The exercise: Locate every line in the records below that contains the word "USOON", and copy each one.

Start Exercise data

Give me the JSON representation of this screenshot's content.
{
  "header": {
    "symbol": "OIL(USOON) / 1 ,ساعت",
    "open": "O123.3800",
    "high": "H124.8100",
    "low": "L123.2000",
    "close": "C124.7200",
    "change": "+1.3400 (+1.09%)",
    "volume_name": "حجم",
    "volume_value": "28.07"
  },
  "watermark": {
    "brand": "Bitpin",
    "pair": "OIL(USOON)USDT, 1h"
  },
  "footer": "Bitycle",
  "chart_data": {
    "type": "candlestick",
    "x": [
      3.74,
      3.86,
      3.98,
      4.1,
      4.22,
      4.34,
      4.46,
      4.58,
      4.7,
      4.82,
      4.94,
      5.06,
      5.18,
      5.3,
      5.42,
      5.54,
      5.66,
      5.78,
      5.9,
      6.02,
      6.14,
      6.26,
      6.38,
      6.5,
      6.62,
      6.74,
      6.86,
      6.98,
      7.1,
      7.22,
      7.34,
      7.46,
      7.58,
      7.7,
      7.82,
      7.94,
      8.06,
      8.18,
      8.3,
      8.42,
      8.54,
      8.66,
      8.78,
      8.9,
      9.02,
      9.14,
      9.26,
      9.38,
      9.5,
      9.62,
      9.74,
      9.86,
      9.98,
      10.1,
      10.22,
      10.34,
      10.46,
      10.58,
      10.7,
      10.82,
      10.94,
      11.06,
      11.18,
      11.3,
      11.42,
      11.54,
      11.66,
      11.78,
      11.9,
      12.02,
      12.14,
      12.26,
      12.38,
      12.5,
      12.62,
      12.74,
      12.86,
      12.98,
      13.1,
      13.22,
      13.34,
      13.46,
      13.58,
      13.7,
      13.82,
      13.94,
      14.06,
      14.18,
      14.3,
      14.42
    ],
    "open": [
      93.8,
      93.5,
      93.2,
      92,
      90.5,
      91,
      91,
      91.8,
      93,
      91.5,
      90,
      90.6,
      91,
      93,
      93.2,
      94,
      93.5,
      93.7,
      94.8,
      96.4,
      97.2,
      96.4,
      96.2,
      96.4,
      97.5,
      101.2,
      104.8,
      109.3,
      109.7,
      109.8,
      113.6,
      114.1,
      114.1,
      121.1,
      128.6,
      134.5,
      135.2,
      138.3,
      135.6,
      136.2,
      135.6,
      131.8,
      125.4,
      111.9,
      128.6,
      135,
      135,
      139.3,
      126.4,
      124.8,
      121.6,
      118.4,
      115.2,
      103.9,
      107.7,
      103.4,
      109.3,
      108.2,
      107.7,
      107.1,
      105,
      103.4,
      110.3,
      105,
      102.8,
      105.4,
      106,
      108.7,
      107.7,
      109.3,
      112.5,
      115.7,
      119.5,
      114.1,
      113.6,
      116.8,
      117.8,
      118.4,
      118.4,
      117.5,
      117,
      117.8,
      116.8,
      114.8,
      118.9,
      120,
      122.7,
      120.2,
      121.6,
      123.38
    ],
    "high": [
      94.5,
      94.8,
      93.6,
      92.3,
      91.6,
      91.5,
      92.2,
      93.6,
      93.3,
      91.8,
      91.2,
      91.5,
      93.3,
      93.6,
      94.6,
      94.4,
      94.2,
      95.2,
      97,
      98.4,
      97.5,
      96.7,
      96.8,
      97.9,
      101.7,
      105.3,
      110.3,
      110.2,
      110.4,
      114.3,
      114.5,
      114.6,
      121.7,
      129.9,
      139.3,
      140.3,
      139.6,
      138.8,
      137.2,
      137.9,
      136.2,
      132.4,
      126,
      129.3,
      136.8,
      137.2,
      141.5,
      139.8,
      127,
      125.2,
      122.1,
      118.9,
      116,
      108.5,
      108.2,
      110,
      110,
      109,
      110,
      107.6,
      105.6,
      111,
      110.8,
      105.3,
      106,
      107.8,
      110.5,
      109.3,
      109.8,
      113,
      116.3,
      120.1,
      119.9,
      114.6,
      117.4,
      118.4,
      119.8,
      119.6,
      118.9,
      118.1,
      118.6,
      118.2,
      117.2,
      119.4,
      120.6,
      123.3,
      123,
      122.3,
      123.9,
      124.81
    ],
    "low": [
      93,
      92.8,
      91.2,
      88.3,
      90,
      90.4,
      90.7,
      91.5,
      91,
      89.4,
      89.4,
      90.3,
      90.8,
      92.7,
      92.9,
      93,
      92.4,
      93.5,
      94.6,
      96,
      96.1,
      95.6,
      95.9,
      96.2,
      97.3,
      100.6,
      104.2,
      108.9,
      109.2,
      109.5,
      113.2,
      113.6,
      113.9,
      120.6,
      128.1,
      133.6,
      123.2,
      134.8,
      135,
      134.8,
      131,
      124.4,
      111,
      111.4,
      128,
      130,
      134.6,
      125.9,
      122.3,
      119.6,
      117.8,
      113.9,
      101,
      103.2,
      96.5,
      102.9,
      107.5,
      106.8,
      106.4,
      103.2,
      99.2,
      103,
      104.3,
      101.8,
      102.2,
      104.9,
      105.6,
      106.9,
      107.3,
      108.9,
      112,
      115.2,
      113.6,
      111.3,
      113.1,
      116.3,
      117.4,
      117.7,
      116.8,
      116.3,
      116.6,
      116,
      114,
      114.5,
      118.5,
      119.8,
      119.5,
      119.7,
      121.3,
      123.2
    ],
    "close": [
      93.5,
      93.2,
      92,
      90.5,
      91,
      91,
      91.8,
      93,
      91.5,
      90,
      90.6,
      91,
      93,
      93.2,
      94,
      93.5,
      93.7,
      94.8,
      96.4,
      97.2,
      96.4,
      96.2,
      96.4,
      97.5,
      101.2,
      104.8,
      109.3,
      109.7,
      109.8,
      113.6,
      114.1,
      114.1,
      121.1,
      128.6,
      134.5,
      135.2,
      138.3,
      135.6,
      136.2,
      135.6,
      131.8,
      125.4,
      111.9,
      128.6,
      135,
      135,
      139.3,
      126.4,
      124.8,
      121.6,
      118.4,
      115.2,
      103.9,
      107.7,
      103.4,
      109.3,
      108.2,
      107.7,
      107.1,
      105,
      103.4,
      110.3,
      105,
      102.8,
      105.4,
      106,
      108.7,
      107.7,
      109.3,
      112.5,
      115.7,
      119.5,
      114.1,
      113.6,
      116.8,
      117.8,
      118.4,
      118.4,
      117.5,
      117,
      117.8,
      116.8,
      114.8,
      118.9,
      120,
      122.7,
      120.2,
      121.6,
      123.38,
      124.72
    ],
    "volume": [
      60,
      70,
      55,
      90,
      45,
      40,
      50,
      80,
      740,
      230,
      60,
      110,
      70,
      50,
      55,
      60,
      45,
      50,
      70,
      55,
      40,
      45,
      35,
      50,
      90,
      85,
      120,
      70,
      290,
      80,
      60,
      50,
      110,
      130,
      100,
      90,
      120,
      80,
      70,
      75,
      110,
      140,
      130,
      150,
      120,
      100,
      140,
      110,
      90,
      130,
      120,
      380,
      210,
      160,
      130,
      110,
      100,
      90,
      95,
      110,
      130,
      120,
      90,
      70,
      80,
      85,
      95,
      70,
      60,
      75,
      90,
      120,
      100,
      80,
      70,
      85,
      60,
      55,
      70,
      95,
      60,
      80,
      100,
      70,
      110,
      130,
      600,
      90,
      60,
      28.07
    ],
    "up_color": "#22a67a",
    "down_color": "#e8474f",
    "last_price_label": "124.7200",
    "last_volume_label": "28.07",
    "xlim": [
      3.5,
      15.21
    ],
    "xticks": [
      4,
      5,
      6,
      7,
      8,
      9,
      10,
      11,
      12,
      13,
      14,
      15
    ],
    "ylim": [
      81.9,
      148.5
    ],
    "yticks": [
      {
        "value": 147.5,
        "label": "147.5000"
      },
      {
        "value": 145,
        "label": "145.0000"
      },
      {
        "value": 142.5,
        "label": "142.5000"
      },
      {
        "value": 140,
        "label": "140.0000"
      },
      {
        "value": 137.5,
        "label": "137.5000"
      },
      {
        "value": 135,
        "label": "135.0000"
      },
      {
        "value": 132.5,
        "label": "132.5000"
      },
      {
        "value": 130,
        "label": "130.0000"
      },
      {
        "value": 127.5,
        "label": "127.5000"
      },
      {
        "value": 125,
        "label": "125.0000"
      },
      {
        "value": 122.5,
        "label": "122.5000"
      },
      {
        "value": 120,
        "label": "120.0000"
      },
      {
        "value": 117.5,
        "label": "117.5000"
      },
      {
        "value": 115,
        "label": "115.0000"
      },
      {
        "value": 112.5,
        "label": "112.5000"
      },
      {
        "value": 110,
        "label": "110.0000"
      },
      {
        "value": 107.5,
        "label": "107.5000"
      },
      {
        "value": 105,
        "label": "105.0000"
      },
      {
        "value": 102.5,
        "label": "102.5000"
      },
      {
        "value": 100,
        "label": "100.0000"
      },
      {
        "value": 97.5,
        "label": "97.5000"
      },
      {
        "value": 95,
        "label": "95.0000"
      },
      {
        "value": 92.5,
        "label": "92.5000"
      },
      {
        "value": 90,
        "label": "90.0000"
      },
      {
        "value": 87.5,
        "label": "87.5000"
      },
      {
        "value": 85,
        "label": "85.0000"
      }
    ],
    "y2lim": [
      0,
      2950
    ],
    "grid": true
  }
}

End Exercise data

Complete response:
    "symbol": "OIL(USOON) / 1 ,ساعت",
    "pair": "OIL(USOON)USDT, 1h"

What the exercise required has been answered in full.